* Begin DATA SUPPLIED *

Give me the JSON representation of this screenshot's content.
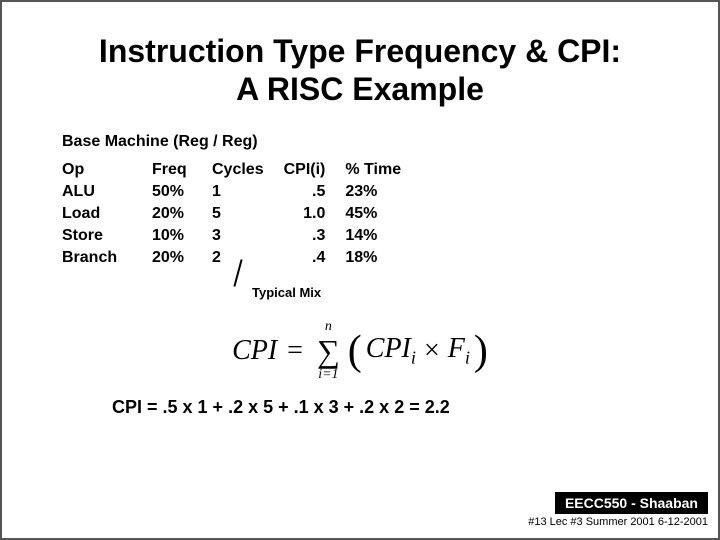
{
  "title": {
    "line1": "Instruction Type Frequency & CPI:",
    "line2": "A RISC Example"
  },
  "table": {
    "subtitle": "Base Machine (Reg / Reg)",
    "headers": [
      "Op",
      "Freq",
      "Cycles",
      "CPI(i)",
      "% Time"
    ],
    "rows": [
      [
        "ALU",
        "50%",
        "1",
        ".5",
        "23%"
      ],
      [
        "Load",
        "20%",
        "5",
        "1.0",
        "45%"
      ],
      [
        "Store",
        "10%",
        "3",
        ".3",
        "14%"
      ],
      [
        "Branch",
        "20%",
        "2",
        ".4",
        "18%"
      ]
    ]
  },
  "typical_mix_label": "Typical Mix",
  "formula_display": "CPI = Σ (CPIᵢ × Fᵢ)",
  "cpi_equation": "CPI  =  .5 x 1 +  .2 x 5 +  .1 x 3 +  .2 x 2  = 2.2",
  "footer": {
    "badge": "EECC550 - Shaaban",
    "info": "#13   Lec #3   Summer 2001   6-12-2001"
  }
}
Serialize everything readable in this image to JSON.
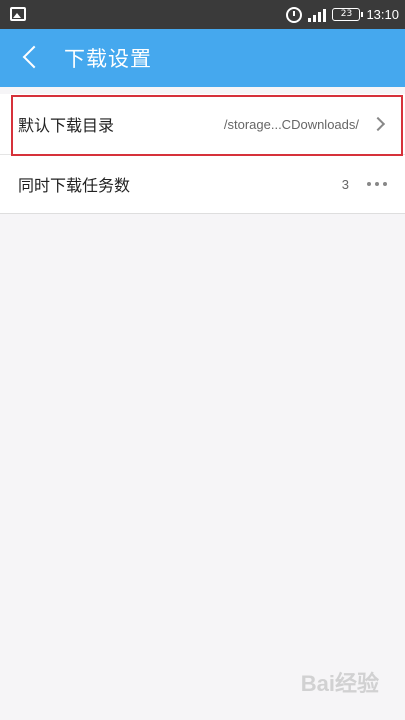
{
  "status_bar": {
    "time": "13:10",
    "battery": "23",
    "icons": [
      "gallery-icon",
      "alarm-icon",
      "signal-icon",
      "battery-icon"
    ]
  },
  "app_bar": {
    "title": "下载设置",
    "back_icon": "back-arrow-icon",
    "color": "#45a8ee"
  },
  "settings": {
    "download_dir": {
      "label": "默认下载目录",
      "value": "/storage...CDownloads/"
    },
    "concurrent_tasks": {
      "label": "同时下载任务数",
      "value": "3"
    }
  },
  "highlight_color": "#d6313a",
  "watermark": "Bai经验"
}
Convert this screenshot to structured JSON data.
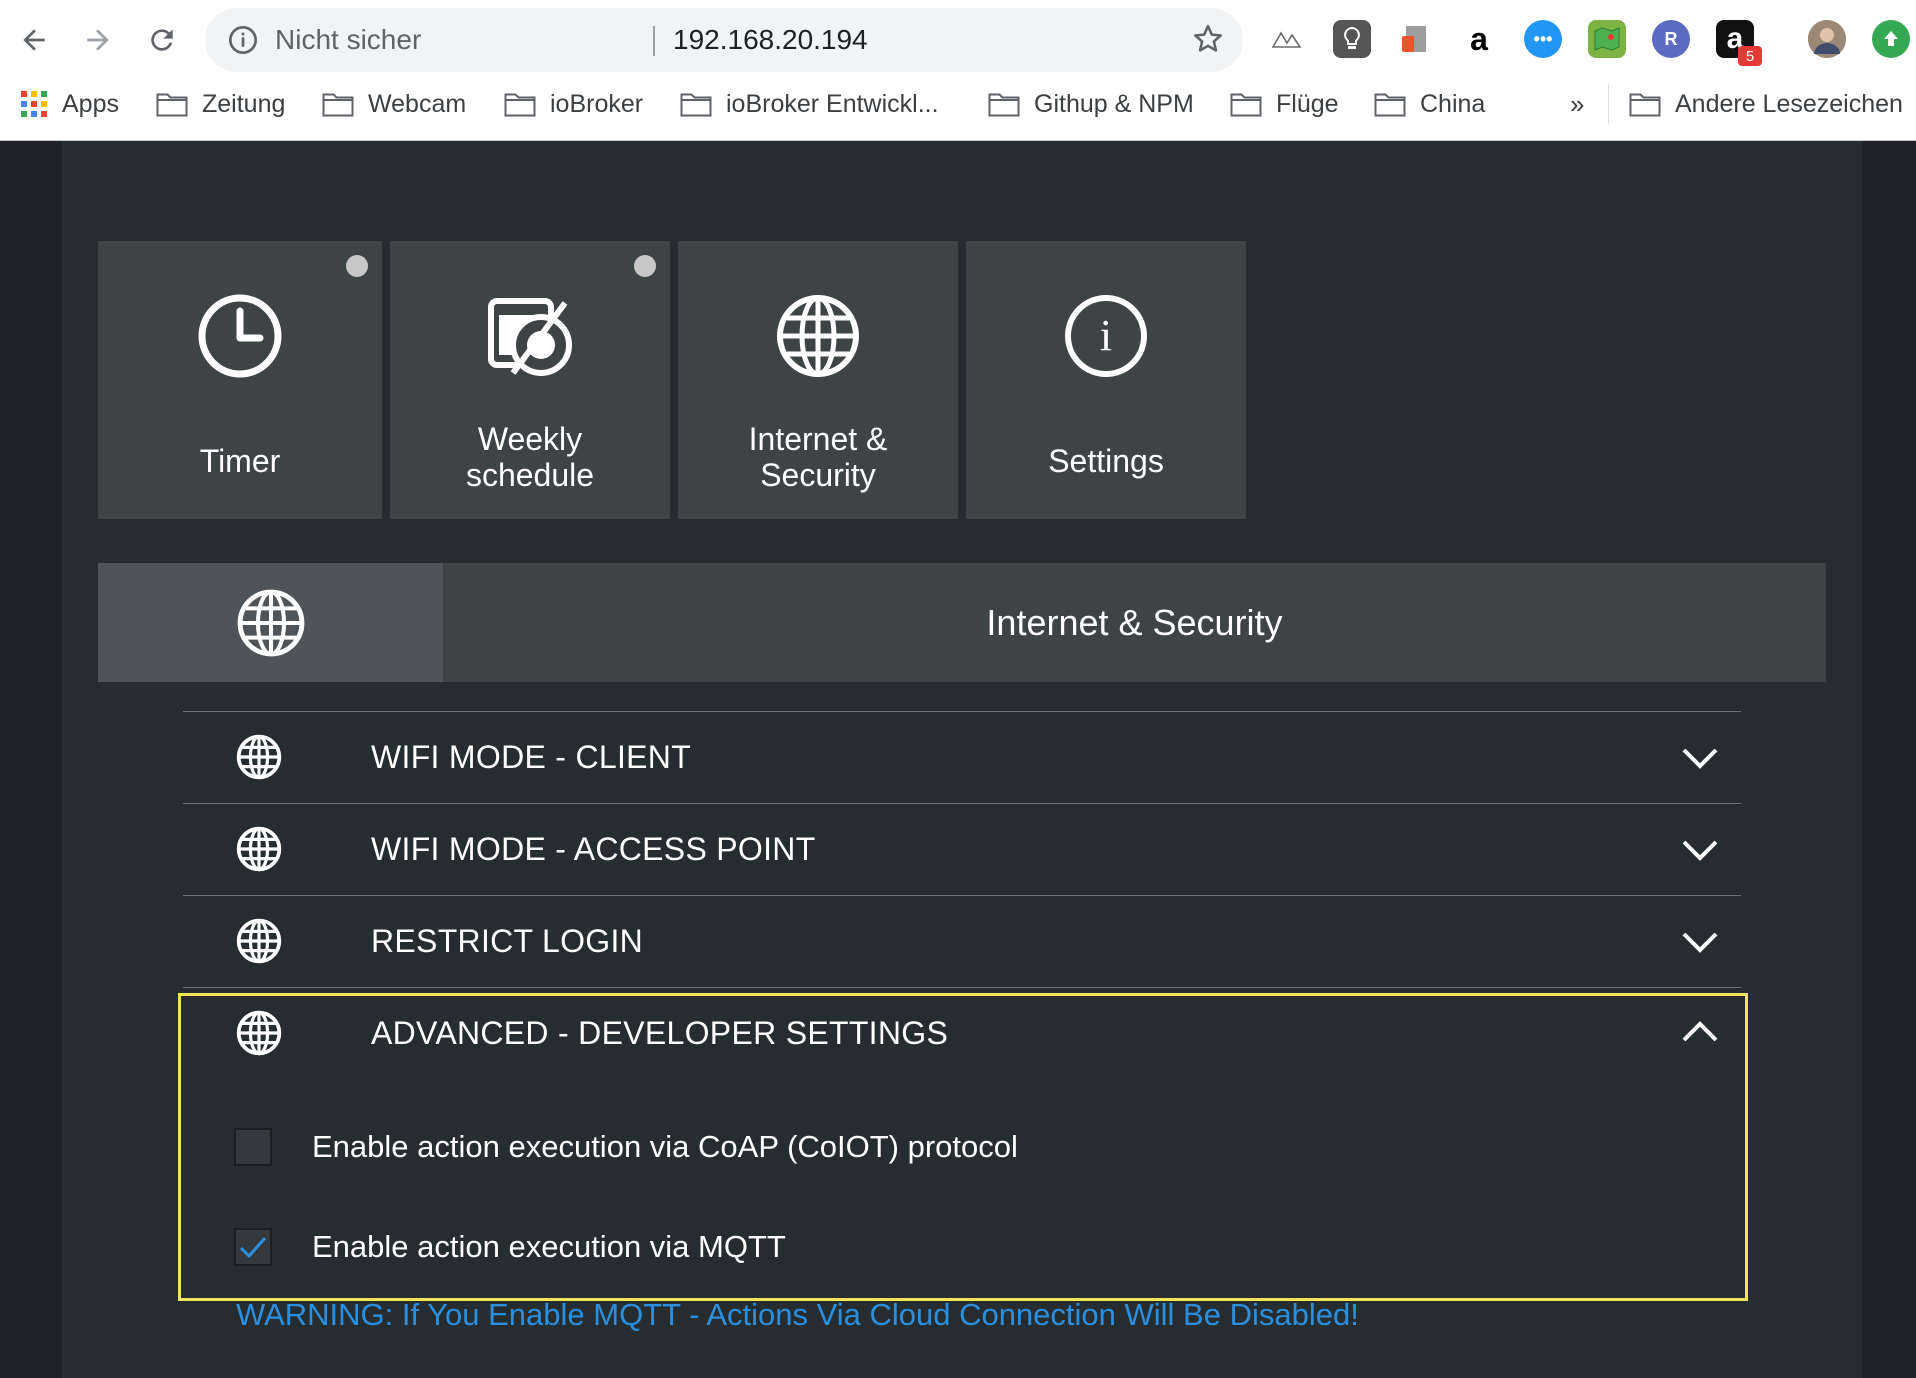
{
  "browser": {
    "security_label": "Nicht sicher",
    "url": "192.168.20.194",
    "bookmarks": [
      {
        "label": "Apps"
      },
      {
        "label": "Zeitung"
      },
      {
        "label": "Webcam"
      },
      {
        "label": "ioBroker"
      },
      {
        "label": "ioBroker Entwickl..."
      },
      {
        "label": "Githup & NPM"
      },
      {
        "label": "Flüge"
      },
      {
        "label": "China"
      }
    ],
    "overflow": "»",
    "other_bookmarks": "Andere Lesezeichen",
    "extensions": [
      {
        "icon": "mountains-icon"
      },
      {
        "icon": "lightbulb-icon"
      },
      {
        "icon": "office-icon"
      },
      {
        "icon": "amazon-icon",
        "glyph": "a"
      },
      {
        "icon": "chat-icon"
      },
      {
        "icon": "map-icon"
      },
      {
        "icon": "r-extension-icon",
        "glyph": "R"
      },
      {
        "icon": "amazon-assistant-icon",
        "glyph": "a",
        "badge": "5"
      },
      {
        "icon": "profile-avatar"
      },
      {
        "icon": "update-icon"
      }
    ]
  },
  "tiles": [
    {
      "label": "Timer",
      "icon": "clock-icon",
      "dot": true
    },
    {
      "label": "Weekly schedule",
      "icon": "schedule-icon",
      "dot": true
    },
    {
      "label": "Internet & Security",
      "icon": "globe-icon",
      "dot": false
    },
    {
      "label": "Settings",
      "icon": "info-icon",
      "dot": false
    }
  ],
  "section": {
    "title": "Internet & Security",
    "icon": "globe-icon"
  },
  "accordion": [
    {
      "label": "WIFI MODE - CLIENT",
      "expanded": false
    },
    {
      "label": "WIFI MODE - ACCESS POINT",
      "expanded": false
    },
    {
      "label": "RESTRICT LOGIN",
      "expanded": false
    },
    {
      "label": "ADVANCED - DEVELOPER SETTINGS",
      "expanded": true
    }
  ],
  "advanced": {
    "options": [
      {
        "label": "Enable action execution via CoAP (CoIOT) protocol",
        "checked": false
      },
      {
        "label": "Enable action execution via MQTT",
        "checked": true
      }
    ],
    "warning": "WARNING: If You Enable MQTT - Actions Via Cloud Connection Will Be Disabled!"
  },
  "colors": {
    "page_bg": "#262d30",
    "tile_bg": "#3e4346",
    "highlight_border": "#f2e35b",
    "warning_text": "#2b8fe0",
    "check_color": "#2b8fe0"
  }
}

* End DATA SUPPLIED *

• TASK OBJECTIVE:
Make an exact copy of all the material, but keep the pictures out of it.

• EXPECTED OUTPUT:
Give me the JSON representation of this screenshot's content.
{
  "title": {
    "line1": "Instruction Type Frequency & CPI:",
    "line2": "A RISC Example"
  },
  "table": {
    "subtitle": "Base Machine (Reg / Reg)",
    "headers": [
      "Op",
      "Freq",
      "Cycles",
      "CPI(i)",
      "% Time"
    ],
    "rows": [
      [
        "ALU",
        "50%",
        "1",
        ".5",
        "23%"
      ],
      [
        "Load",
        "20%",
        "5",
        "1.0",
        "45%"
      ],
      [
        "Store",
        "10%",
        "3",
        ".3",
        "14%"
      ],
      [
        "Branch",
        "20%",
        "2",
        ".4",
        "18%"
      ]
    ]
  },
  "typical_mix_label": "Typical Mix",
  "formula_display": "CPI = Σ (CPIᵢ × Fᵢ)",
  "cpi_equation": "CPI  =  .5 x 1 +  .2 x 5 +  .1 x 3 +  .2 x 2  = 2.2",
  "footer": {
    "badge": "EECC550 - Shaaban",
    "info": "#13   Lec #3   Summer 2001   6-12-2001"
  }
}
Serialize everything readable in this image to JSON.
{
  "status_bar": {
    "time": "13:10",
    "battery": "23",
    "icons": [
      "gallery-icon",
      "alarm-icon",
      "signal-icon",
      "battery-icon"
    ]
  },
  "app_bar": {
    "title": "下载设置",
    "back_icon": "back-arrow-icon",
    "color": "#45a8ee"
  },
  "settings": {
    "download_dir": {
      "label": "默认下载目录",
      "value": "/storage...CDownloads/"
    },
    "concurrent_tasks": {
      "label": "同时下载任务数",
      "value": "3"
    }
  },
  "highlight_color": "#d6313a",
  "watermark": "Bai经验"
}
Convert this screenshot to structured JSON data.
{
  "browser": {
    "security_label": "Nicht sicher",
    "url": "192.168.20.194",
    "bookmarks": [
      {
        "label": "Apps"
      },
      {
        "label": "Zeitung"
      },
      {
        "label": "Webcam"
      },
      {
        "label": "ioBroker"
      },
      {
        "label": "ioBroker Entwickl..."
      },
      {
        "label": "Githup & NPM"
      },
      {
        "label": "Flüge"
      },
      {
        "label": "China"
      }
    ],
    "overflow": "»",
    "other_bookmarks": "Andere Lesezeichen",
    "extensions": [
      {
        "icon": "mountains-icon"
      },
      {
        "icon": "lightbulb-icon"
      },
      {
        "icon": "office-icon"
      },
      {
        "icon": "amazon-icon",
        "glyph": "a"
      },
      {
        "icon": "chat-icon"
      },
      {
        "icon": "map-icon"
      },
      {
        "icon": "r-extension-icon",
        "glyph": "R"
      },
      {
        "icon": "amazon-assistant-icon",
        "glyph": "a",
        "badge": "5"
      },
      {
        "icon": "profile-avatar"
      },
      {
        "icon": "update-icon"
      }
    ]
  },
  "tiles": [
    {
      "label": "Timer",
      "icon": "clock-icon",
      "dot": true
    },
    {
      "label": "Weekly schedule",
      "icon": "schedule-icon",
      "dot": true
    },
    {
      "label": "Internet & Security",
      "icon": "globe-icon",
      "dot": false
    },
    {
      "label": "Settings",
      "icon": "info-icon",
      "dot": false
    }
  ],
  "section": {
    "title": "Internet & Security",
    "icon": "globe-icon"
  },
  "accordion": [
    {
      "label": "WIFI MODE - CLIENT",
      "expanded": false
    },
    {
      "label": "WIFI MODE - ACCESS POINT",
      "expanded": false
    },
    {
      "label": "RESTRICT LOGIN",
      "expanded": false
    },
    {
      "label": "ADVANCED - DEVELOPER SETTINGS",
      "expanded": true
    }
  ],
  "advanced": {
    "options": [
      {
        "label": "Enable action execution via CoAP (CoIOT) protocol",
        "checked": false
      },
      {
        "label": "Enable action execution via MQTT",
        "checked": true
      }
    ],
    "warning": "WARNING: If You Enable MQTT - Actions Via Cloud Connection Will Be Disabled!"
  },
  "colors": {
    "page_bg": "#262d30",
    "tile_bg": "#3e4346",
    "highlight_border": "#f2e35b",
    "warning_text": "#2b8fe0",
    "check_color": "#2b8fe0"
  }
}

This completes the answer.